INPUT FOR THIS TASK ▸
/---

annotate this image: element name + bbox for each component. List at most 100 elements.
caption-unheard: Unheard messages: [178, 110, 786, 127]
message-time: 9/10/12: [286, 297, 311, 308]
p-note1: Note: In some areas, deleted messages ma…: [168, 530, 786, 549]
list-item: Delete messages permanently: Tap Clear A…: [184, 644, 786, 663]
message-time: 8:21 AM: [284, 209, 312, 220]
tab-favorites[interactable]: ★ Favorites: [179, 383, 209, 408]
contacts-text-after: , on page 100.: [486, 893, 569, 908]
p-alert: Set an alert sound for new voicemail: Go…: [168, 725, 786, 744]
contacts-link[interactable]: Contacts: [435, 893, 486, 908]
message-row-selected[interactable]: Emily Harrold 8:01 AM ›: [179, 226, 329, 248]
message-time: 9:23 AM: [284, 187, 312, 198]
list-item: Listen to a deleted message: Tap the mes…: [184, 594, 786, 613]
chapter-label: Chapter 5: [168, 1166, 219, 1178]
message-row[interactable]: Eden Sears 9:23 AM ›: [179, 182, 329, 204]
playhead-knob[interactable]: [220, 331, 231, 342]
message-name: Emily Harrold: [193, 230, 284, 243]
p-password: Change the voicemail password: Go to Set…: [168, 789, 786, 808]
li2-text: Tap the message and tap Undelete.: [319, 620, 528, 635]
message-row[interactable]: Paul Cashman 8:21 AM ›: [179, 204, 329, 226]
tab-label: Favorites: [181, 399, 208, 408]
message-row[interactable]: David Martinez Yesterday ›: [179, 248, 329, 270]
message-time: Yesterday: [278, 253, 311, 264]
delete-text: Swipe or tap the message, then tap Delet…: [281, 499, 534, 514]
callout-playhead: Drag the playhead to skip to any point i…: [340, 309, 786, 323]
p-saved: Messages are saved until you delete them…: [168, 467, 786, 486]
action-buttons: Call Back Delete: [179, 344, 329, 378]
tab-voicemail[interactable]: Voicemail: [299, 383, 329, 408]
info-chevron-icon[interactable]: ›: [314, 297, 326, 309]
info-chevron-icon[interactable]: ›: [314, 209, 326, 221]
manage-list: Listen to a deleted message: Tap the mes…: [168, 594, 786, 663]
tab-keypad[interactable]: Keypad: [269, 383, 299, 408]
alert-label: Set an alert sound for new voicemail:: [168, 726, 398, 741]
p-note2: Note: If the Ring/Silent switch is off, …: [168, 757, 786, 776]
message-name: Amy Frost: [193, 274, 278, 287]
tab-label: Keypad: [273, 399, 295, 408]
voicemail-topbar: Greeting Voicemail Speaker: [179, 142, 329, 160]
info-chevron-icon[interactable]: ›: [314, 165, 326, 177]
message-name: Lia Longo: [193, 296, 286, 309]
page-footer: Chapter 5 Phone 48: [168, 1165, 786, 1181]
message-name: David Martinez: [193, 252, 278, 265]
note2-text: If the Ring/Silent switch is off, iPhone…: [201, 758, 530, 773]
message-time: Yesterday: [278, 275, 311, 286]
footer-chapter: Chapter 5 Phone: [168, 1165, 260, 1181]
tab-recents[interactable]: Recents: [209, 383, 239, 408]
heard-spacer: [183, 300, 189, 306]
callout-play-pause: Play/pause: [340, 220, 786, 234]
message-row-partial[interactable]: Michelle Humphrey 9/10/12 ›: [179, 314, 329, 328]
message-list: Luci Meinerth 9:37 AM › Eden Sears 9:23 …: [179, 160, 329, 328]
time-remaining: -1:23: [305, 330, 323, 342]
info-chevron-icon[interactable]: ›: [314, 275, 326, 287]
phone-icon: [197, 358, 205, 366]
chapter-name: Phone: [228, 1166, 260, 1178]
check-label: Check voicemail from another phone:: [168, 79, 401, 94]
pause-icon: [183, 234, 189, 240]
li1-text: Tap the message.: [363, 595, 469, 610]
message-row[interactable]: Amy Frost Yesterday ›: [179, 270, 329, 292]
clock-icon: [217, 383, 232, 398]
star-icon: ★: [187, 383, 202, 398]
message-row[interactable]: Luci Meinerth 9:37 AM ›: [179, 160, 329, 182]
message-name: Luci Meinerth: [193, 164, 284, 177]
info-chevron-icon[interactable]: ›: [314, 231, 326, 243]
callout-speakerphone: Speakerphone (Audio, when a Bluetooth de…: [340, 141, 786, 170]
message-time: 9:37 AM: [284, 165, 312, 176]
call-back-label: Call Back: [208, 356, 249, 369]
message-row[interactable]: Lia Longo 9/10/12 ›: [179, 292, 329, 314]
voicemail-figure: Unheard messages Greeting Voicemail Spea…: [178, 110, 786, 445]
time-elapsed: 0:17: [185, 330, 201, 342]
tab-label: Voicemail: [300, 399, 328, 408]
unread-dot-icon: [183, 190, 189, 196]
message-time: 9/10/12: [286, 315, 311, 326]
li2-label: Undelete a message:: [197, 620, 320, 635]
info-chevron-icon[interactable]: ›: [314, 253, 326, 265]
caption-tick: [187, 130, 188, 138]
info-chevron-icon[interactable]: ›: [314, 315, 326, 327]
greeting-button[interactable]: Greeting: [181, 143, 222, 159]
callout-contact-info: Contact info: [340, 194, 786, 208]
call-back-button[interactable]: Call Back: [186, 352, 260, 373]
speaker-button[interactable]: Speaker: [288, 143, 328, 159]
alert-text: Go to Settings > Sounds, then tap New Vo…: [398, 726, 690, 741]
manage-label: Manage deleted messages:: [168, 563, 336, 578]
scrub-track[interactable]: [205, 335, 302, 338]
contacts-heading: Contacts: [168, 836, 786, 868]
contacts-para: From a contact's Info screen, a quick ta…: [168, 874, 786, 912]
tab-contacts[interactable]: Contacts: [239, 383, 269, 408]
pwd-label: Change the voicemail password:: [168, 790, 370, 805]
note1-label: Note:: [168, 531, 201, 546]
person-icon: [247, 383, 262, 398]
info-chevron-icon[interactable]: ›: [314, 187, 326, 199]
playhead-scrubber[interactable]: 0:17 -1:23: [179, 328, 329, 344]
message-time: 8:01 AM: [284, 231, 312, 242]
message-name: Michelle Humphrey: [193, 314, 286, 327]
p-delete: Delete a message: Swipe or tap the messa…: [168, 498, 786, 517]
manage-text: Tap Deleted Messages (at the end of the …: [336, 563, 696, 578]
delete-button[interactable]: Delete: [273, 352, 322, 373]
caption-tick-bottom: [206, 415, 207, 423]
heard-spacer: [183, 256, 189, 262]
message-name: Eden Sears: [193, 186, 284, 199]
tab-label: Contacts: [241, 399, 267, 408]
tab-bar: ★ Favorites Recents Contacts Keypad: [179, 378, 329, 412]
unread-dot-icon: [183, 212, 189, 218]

\---

Render every line of the listing above as a Markdown table with the columns "Row" and "Line". Number the rows in order and omit blank lines.

| Row | Line |
|---|---|
| 1 | annotate this image: element name + bbox for each component. List at most 100 elements. |
| 2 | caption-unheard: Unheard messages: [178, 110, 786, 127] |
| 3 | message-time: 9/10/12: [286, 297, 311, 308] |
| 4 | p-note1: Note: In some areas, deleted messages ma…: [168, 530, 786, 549] |
| 5 | list-item: Delete messages permanently: Tap Clear A…: [184, 644, 786, 663] |
| 6 | message-time: 8:21 AM: [284, 209, 312, 220] |
| 7 | tab-favorites[interactable]: ★ Favorites: [179, 383, 209, 408] |
| 8 | contacts-text-after: , on page 100.: [486, 893, 569, 908] |
| 9 | p-alert: Set an alert sound for new voicemail: Go…: [168, 725, 786, 744] |
| 10 | contacts-link[interactable]: Contacts: [435, 893, 486, 908] |
| 11 | message-row-selected[interactable]: Emily Harrold 8:01 AM ›: [179, 226, 329, 248] |
| 12 | message-time: 9:23 AM: [284, 187, 312, 198] |
| 13 | list-item: Listen to a deleted message: Tap the mes…: [184, 594, 786, 613] |
| 14 | chapter-label: Chapter 5: [168, 1166, 219, 1178] |
| 15 | message-row[interactable]: Eden Sears 9:23 AM ›: [179, 182, 329, 204] |
| 16 | playhead-knob[interactable]: [220, 331, 231, 342] |
| 17 | message-name: Emily Harrold: [193, 230, 284, 243] |
| 18 | p-password: Change the voicemail password: Go to Set…: [168, 789, 786, 808] |
| 19 | li2-text: Tap the message and tap Undelete.: [319, 620, 528, 635] |
| 20 | message-row[interactable]: Paul Cashman 8:21 AM ›: [179, 204, 329, 226] |
| 21 | tab-label: Favorites: [181, 399, 208, 408] |
| 22 | message-row[interactable]: David Martinez Yesterday ›: [179, 248, 329, 270] |
| 23 | message-time: Yesterday: [278, 253, 311, 264] |
| 24 | delete-text: Swipe or tap the message, then tap Delet…: [281, 499, 534, 514] |
| 25 | callout-playhead: Drag the playhead to skip to any point i…: [340, 309, 786, 323] |
| 26 | p-saved: Messages are saved until you delete them…: [168, 467, 786, 486] |
| 27 | action-buttons: Call Back Delete: [179, 344, 329, 378] |
| 28 | tab-voicemail[interactable]: Voicemail: [299, 383, 329, 408] |
| 29 | info-chevron-icon[interactable]: ›: [314, 297, 326, 309] |
| 30 | info-chevron-icon[interactable]: ›: [314, 209, 326, 221] |
| 31 | manage-list: Listen to a deleted message: Tap the mes…: [168, 594, 786, 663] |
| 32 | tab-keypad[interactable]: Keypad: [269, 383, 299, 408] |
| 33 | alert-label: Set an alert sound for new voicemail:: [168, 726, 398, 741] |
| 34 | p-note2: Note: If the Ring/Silent switch is off, …: [168, 757, 786, 776] |
| 35 | message-name: Amy Frost: [193, 274, 278, 287] |
| 36 | tab-label: Keypad: [273, 399, 295, 408] |
| 37 | voicemail-topbar: Greeting Voicemail Speaker: [179, 142, 329, 160] |
| 38 | info-chevron-icon[interactable]: ›: [314, 165, 326, 177] |
| 39 | message-name: Lia Longo: [193, 296, 286, 309] |
| 40 | page-footer: Chapter 5 Phone 48: [168, 1165, 786, 1181] |
| 41 | message-name: David Martinez: [193, 252, 278, 265] |
| 42 | note2-text: If the Ring/Silent switch is off, iPhone…: [201, 758, 530, 773] |
| 43 | message-time: Yesterday: [278, 275, 311, 286] |
| 44 | footer-chapter: Chapter 5 Phone: [168, 1165, 260, 1181] |
| 45 | tab-recents[interactable]: Recents: [209, 383, 239, 408] |
| 46 | heard-spacer: [183, 300, 189, 306] |
| 47 | callout-play-pause: Play/pause: [340, 220, 786, 234] |
| 48 | message-row-partial[interactable]: Michelle Humphrey 9/10/12 ›: [179, 314, 329, 328] |
| 49 | message-list: Luci Meinerth 9:37 AM › Eden Sears 9:23 …: [179, 160, 329, 328] |
| 50 | time-remaining: -1:23: [305, 330, 323, 342] |
| 51 | info-chevron-icon[interactable]: ›: [314, 275, 326, 287] |
| 52 | phone-icon: [197, 358, 205, 366] |
| 53 | chapter-name: Phone: [228, 1166, 260, 1178] |
| 54 | check-label: Check voicemail from another phone:: [168, 79, 401, 94] |
| 55 | pause-icon: [183, 234, 189, 240] |
| 56 | li1-text: Tap the message.: [363, 595, 469, 610] |
| 57 | message-row[interactable]: Amy Frost Yesterday ›: [179, 270, 329, 292] |
| 58 | clock-icon: [217, 383, 232, 398] |
| 59 | star-icon: ★: [187, 383, 202, 398] |
| 60 | message-row[interactable]: Luci Meinerth 9:37 AM ›: [179, 160, 329, 182] |
| 61 | message-name: Luci Meinerth: [193, 164, 284, 177] |
| 62 | info-chevron-icon[interactable]: ›: [314, 231, 326, 243] |
| 63 | callout-speakerphone: Speakerphone (Audio, when a Bluetooth de…: [340, 141, 786, 170] |
| 64 | message-time: 9:37 AM: [284, 165, 312, 176] |
| 65 | call-back-label: Call Back: [208, 356, 249, 369] |
| 66 | message-row[interactable]: Lia Longo 9/10/12 ›: [179, 292, 329, 314] |
| 67 | voicemail-figure: Unheard messages Greeting Voicemail Spea…: [178, 110, 786, 445] |
| 68 | time-elapsed: 0:17: [185, 330, 201, 342] |
| 69 | tab-label: Voicemail: [300, 399, 328, 408] |
| 70 | unread-dot-icon: [183, 190, 189, 196] |
| 71 | message-time: 9/10/12: [286, 315, 311, 326] |
| 72 | li2-label: Undelete a message:: [197, 620, 320, 635] |
| 73 | info-chevron-icon[interactable]: ›: [314, 253, 326, 265] |
| 74 | caption-tick: [187, 130, 188, 138] |
| 75 | info-chevron-icon[interactable]: ›: [314, 315, 326, 327] |
| 76 | greeting-button[interactable]: Greeting: [181, 143, 222, 159] |
| 77 | callout-contact-info: Contact info: [340, 194, 786, 208] |
| 78 | call-back-button[interactable]: Call Back: [186, 352, 260, 373] |
| 79 | speaker-button[interactable]: Speaker: [288, 143, 328, 159] |
| 80 | alert-text: Go to Settings > Sounds, then tap New Vo…: [398, 726, 690, 741] |
| 81 | manage-label: Manage deleted messages:: [168, 563, 336, 578] |
| 82 | scrub-track[interactable]: [205, 335, 302, 338] |
| 83 | contacts-heading: Contacts: [168, 836, 786, 868] |
| 84 | contacts-para: From a contact's Info screen, a quick ta…: [168, 874, 786, 912] |
| 85 | tab-contacts[interactable]: Contacts: [239, 383, 269, 408] |
| 86 | pwd-label: Change the voicemail password:: [168, 790, 370, 805] |
| 87 | note1-label: Note:: [168, 531, 201, 546] |
| 88 | person-icon: [247, 383, 262, 398] |
| 89 | info-chevron-icon[interactable]: ›: [314, 187, 326, 199] |
| 90 | playhead-scrubber[interactable]: 0:17 -1:23: [179, 328, 329, 344] |
| 91 | message-time: 8:01 AM: [284, 231, 312, 242] |
| 92 | message-name: Michelle Humphrey: [193, 314, 286, 327] |
| 93 | p-delete: Delete a message: Swipe or tap the messa…: [168, 498, 786, 517] |
| 94 | manage-text: Tap Deleted Messages (at the end of the …: [336, 563, 696, 578] |
| 95 | delete-button[interactable]: Delete: [273, 352, 322, 373] |
| 96 | caption-tick-bottom: [206, 415, 207, 423] |
| 97 | heard-spacer: [183, 256, 189, 262] |
| 98 | message-name: Eden Sears: [193, 186, 284, 199] |
| 99 | tab-label: Contacts: [241, 399, 267, 408] |
| 100 | tab-bar: ★ Favorites Recents Contacts Keypad: [179, 378, 329, 412] |
| 101 | unread-dot-icon: [183, 212, 189, 218] |